DO THIS:
Check each line of the data below for the word "Built", then extract the ones that have it.
──────────
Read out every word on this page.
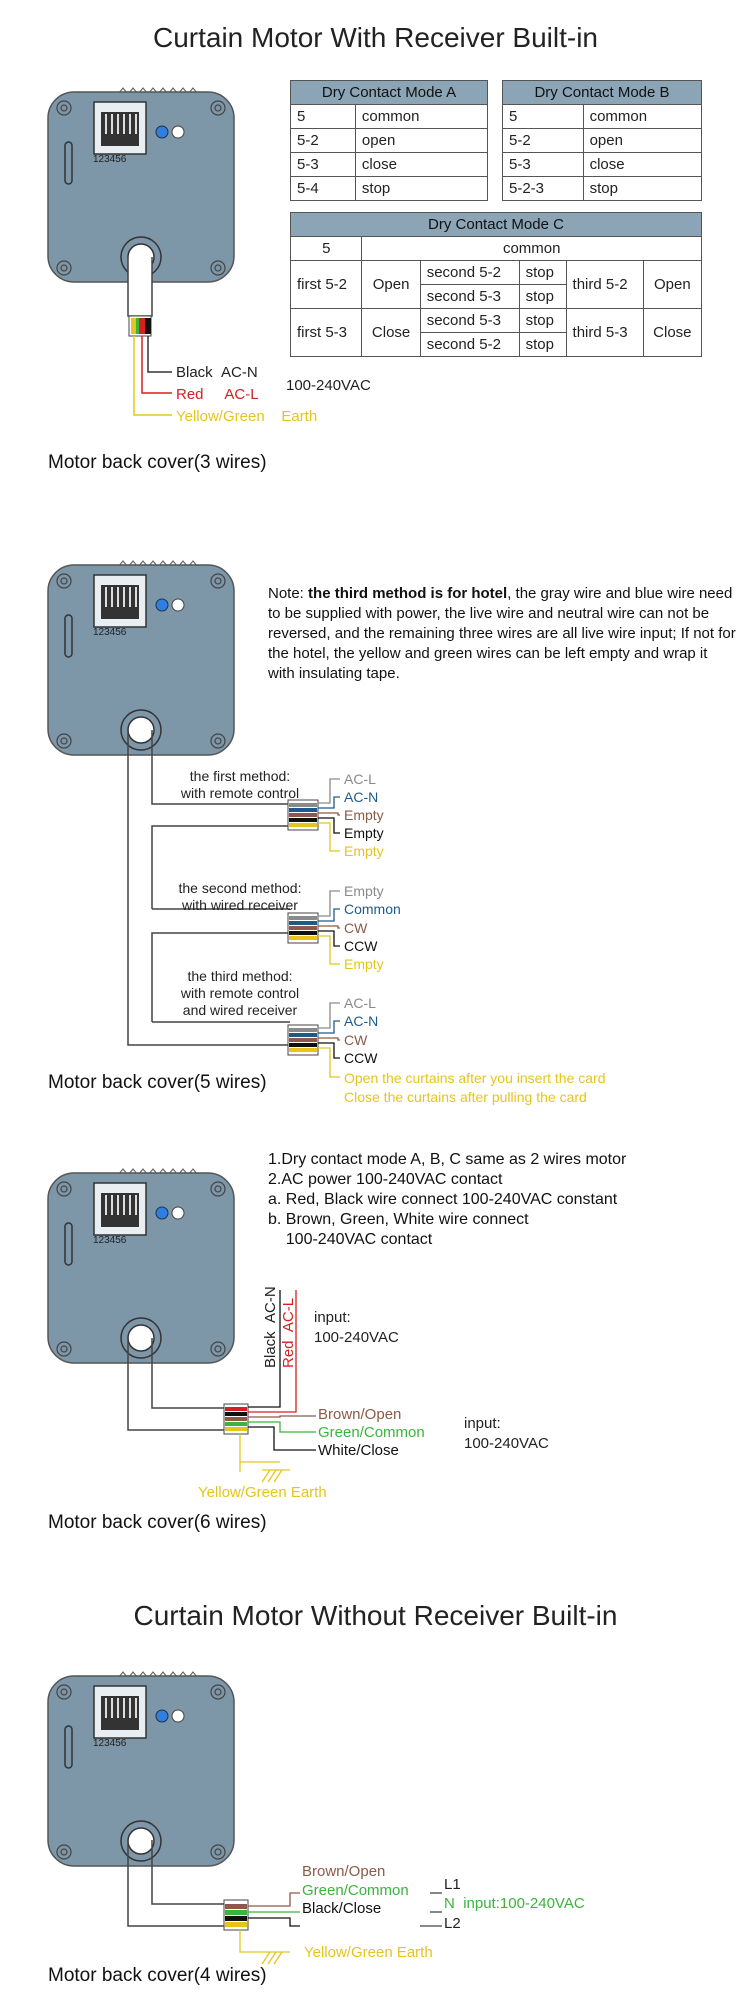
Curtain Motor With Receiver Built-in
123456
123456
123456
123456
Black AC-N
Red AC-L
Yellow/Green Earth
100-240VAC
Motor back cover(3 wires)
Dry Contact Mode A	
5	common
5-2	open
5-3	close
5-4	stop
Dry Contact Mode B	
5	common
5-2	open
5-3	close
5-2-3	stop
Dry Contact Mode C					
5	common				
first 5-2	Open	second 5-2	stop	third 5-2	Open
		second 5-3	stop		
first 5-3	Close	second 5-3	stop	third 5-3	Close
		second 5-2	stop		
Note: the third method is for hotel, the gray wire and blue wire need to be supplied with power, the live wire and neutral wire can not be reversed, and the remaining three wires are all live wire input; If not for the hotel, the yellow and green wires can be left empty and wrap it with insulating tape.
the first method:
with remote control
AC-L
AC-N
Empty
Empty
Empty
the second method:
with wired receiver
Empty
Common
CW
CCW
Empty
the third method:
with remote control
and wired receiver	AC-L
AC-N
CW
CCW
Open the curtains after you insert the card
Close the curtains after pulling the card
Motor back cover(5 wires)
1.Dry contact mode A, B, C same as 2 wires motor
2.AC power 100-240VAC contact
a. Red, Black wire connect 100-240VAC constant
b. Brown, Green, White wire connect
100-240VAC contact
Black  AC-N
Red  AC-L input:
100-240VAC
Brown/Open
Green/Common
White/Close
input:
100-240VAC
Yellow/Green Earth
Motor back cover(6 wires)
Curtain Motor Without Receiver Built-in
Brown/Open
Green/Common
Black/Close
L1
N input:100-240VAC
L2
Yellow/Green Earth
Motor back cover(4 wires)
──────────
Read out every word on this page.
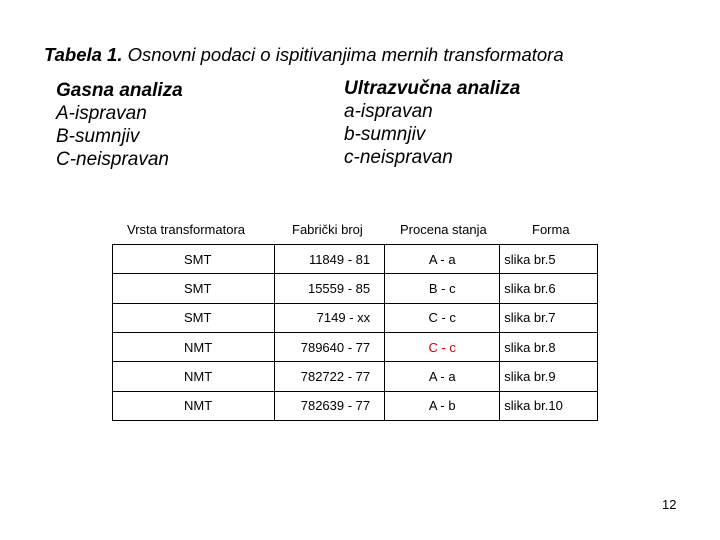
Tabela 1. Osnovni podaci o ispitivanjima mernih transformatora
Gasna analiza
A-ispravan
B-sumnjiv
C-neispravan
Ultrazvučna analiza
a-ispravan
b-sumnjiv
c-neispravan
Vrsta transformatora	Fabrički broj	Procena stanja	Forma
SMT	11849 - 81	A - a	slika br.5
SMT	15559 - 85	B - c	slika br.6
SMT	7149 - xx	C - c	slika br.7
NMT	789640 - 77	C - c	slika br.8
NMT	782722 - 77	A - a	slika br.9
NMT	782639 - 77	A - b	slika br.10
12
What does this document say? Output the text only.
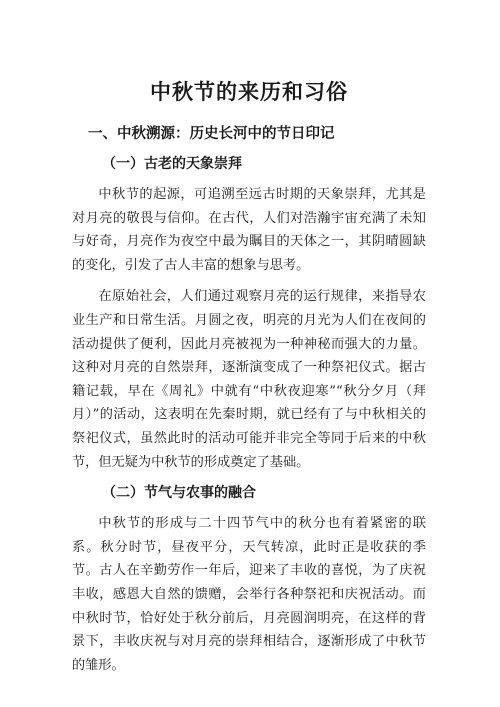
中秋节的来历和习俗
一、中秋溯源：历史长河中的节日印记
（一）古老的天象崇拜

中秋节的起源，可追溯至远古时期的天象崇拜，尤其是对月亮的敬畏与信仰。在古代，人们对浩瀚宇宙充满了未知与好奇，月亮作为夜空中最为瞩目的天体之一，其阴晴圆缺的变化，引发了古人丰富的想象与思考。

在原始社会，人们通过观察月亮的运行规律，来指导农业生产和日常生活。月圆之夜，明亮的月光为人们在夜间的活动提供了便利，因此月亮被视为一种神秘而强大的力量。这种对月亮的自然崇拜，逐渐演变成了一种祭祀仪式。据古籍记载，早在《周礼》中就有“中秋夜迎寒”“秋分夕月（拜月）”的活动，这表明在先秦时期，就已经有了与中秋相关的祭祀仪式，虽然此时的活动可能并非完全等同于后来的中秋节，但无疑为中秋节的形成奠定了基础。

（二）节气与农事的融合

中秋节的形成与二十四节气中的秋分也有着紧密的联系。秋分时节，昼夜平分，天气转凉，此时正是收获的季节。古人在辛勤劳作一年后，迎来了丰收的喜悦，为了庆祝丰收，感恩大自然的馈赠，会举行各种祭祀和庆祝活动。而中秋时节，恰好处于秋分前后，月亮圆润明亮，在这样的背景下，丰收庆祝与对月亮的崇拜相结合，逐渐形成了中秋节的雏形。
──────────
REPLY:
Curtain Motor With Receiver Built-in
Curtain Motor Without Receiver Built-in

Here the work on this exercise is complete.